> [PROBLEM TO WORK ON] Find every line in the data below that contains the string "profile" and copy each of those lines.
[BEGIN PROVIDED RECORDS]
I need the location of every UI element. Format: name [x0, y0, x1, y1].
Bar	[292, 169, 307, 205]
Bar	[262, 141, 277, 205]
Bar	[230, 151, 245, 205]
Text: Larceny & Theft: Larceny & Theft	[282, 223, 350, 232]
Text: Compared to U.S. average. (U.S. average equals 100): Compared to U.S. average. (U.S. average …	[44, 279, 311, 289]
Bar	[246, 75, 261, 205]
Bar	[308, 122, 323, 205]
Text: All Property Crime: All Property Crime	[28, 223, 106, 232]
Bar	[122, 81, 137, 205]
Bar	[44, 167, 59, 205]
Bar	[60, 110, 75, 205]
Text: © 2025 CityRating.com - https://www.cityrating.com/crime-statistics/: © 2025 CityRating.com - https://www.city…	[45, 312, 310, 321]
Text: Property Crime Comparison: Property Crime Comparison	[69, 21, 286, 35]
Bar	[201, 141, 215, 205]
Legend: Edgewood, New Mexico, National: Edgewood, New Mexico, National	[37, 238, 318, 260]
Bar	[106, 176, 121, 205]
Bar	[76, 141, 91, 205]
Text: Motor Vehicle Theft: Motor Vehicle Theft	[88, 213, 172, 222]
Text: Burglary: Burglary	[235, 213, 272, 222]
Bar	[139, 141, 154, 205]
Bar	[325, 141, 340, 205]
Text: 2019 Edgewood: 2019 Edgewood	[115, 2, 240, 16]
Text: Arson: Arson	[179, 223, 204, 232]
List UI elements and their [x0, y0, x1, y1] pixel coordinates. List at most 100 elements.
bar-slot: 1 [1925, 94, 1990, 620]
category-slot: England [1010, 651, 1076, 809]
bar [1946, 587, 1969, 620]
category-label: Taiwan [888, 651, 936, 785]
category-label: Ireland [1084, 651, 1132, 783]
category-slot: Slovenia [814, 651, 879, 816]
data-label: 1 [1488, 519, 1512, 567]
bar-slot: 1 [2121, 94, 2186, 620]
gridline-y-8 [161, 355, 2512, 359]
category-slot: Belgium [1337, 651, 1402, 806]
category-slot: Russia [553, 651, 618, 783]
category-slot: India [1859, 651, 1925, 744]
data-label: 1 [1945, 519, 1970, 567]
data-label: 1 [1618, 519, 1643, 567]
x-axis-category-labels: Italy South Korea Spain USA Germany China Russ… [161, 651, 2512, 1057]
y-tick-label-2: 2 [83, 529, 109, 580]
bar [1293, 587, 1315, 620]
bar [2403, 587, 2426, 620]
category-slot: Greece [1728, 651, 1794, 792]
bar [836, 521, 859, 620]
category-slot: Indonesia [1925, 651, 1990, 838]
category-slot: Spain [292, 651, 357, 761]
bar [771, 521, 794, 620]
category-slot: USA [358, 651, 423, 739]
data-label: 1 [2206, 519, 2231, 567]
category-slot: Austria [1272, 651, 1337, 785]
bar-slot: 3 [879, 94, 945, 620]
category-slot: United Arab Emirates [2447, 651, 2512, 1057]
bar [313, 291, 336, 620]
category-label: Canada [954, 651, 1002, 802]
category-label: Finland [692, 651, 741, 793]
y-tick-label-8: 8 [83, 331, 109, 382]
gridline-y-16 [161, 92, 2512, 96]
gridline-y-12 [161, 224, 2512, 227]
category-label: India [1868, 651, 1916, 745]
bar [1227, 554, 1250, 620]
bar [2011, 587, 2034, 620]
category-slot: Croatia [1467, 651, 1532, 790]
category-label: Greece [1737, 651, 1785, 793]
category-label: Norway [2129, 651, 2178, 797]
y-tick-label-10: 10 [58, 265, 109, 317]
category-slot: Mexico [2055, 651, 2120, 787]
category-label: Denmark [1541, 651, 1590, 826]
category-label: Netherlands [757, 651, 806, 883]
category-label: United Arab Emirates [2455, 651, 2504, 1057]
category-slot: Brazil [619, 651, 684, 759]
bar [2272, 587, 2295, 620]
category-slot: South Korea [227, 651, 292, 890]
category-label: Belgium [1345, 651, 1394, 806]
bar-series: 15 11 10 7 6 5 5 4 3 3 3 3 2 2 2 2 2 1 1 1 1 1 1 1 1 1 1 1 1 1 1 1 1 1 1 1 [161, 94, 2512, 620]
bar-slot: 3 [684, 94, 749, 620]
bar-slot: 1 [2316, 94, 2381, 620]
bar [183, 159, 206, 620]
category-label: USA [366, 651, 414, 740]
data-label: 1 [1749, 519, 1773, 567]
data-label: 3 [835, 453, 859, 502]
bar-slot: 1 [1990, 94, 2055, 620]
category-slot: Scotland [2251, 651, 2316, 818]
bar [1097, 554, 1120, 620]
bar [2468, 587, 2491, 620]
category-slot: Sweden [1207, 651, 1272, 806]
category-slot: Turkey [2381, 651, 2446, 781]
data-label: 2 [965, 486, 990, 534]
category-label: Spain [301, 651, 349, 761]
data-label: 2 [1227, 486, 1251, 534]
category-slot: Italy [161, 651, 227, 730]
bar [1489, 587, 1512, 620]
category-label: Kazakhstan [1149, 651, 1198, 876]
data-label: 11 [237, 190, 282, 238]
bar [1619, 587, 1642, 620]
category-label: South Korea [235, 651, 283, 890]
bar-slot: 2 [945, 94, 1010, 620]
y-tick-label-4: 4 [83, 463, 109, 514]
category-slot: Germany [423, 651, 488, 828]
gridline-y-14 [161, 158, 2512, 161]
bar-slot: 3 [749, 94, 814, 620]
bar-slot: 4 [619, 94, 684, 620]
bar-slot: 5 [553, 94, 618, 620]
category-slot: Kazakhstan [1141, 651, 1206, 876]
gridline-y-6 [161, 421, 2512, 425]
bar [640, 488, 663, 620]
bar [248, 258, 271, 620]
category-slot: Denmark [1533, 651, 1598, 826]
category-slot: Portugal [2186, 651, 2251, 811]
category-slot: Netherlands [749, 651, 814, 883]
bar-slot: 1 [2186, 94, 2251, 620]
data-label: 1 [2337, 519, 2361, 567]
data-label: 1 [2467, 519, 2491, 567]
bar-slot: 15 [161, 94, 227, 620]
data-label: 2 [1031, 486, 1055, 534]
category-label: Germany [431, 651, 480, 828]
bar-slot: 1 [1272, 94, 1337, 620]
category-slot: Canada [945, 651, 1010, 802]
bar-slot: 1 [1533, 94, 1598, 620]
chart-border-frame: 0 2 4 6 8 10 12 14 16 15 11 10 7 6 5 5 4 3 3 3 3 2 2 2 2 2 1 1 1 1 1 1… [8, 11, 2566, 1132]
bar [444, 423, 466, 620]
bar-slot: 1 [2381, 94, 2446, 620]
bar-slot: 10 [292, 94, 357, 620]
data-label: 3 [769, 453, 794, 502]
[END PROVIDED RECORDS]
[BEGIN PROVIDED RECORDS]
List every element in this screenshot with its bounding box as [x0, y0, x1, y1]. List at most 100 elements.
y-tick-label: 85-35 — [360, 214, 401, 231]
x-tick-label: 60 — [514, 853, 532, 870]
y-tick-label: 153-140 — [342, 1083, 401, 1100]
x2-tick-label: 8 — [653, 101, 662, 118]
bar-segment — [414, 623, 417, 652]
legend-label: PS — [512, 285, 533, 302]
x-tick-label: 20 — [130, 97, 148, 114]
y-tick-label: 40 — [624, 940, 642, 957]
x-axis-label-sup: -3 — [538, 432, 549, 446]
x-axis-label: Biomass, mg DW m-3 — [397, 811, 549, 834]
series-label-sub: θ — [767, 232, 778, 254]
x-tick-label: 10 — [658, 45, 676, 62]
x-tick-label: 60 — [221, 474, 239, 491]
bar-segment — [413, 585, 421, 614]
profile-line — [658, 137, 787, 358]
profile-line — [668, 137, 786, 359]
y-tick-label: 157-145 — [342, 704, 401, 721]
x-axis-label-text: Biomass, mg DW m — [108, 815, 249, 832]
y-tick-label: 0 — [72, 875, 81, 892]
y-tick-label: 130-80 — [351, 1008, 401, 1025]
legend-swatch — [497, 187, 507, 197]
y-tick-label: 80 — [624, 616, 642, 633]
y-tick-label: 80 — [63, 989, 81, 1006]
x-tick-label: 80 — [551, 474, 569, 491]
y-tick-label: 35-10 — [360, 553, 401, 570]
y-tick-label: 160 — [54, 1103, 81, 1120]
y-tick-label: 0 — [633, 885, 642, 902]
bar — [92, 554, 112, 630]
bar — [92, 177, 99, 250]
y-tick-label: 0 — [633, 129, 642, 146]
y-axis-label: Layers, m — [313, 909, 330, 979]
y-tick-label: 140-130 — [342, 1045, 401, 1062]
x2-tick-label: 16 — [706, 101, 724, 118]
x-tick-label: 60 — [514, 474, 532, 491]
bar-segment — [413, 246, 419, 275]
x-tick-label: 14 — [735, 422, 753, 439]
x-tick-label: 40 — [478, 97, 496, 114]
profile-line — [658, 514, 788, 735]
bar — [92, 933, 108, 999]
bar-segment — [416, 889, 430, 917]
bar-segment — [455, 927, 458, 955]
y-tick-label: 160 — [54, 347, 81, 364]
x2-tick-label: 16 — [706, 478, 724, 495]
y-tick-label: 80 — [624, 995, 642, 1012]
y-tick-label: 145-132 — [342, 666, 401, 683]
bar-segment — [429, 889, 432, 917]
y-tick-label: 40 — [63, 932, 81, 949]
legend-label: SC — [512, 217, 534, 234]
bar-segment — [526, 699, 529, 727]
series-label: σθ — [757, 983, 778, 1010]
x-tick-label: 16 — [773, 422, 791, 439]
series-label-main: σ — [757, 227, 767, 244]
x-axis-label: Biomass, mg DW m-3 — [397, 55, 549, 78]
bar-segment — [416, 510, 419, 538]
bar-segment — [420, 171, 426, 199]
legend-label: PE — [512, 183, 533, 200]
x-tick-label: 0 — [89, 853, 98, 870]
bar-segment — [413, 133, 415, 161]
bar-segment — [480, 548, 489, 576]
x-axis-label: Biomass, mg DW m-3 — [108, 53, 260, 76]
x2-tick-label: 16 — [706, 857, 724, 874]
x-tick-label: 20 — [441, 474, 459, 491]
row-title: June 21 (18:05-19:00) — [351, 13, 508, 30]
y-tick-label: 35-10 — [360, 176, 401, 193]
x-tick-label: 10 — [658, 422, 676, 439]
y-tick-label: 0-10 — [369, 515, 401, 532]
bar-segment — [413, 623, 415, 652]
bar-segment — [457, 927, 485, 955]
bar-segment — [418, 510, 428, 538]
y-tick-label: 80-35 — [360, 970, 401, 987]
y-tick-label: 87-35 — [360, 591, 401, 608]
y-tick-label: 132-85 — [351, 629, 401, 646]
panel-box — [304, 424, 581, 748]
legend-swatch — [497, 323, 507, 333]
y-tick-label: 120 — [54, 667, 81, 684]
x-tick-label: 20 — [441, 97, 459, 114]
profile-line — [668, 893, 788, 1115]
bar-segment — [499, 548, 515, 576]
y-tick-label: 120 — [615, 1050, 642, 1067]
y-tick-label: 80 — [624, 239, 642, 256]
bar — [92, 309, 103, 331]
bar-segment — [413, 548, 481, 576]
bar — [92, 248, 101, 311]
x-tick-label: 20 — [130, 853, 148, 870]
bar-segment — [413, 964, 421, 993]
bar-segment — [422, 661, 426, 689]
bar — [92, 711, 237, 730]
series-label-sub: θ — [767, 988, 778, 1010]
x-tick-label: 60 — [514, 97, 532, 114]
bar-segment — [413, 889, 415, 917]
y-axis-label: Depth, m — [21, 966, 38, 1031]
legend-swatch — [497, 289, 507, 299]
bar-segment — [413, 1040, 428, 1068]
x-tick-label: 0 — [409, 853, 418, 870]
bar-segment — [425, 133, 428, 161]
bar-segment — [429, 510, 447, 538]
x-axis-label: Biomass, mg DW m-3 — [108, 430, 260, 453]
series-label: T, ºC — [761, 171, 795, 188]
[END PROVIDED RECORDS]
[BEGIN PROVIDED RECORDS]
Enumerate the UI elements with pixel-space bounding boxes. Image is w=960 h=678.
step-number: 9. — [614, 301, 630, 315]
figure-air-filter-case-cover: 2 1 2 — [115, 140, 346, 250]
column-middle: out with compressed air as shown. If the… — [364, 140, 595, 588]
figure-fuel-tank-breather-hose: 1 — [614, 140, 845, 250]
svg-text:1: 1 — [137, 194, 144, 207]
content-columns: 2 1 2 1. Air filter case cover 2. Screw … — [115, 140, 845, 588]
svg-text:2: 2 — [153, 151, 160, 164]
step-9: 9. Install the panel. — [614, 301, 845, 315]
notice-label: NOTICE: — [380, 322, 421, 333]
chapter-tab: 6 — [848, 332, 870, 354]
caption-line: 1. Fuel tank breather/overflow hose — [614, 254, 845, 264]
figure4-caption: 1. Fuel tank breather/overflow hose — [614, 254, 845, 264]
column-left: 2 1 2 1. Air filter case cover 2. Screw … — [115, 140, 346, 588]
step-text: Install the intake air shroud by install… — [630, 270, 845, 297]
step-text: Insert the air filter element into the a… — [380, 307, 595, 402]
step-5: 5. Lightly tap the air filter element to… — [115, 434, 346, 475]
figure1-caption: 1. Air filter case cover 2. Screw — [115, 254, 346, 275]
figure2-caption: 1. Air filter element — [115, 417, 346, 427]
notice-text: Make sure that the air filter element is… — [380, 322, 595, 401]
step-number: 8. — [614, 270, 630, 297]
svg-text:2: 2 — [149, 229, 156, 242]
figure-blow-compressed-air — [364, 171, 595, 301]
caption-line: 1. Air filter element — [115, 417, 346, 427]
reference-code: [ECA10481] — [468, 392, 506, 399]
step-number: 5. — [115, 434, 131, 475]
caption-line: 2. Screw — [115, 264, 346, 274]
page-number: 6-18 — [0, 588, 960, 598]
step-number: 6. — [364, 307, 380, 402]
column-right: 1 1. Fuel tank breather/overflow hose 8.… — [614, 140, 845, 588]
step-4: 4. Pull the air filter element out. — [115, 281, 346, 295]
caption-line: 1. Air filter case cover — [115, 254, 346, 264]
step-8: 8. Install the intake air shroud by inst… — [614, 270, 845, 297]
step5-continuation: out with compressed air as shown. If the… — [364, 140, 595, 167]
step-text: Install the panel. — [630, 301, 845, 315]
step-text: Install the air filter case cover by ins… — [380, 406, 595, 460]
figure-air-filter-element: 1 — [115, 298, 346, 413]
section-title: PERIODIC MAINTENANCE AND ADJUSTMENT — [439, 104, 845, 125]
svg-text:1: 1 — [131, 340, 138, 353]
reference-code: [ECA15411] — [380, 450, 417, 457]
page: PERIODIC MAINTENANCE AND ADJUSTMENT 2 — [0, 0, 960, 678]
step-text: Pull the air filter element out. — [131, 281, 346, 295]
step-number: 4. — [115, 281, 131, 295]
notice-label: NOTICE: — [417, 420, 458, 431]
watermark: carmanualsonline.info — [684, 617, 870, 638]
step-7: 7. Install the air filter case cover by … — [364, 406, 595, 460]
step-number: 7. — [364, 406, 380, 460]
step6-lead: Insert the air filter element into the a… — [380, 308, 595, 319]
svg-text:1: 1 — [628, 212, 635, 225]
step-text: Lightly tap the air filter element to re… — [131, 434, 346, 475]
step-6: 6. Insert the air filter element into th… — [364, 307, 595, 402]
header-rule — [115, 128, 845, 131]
[END PROVIDED RECORDS]
> [ANSWER TO THE EXERCISE]
profile-line — [658, 137, 787, 358]
profile-line — [668, 137, 786, 359]
profile-line — [658, 514, 788, 735]
profile-line — [668, 893, 788, 1115]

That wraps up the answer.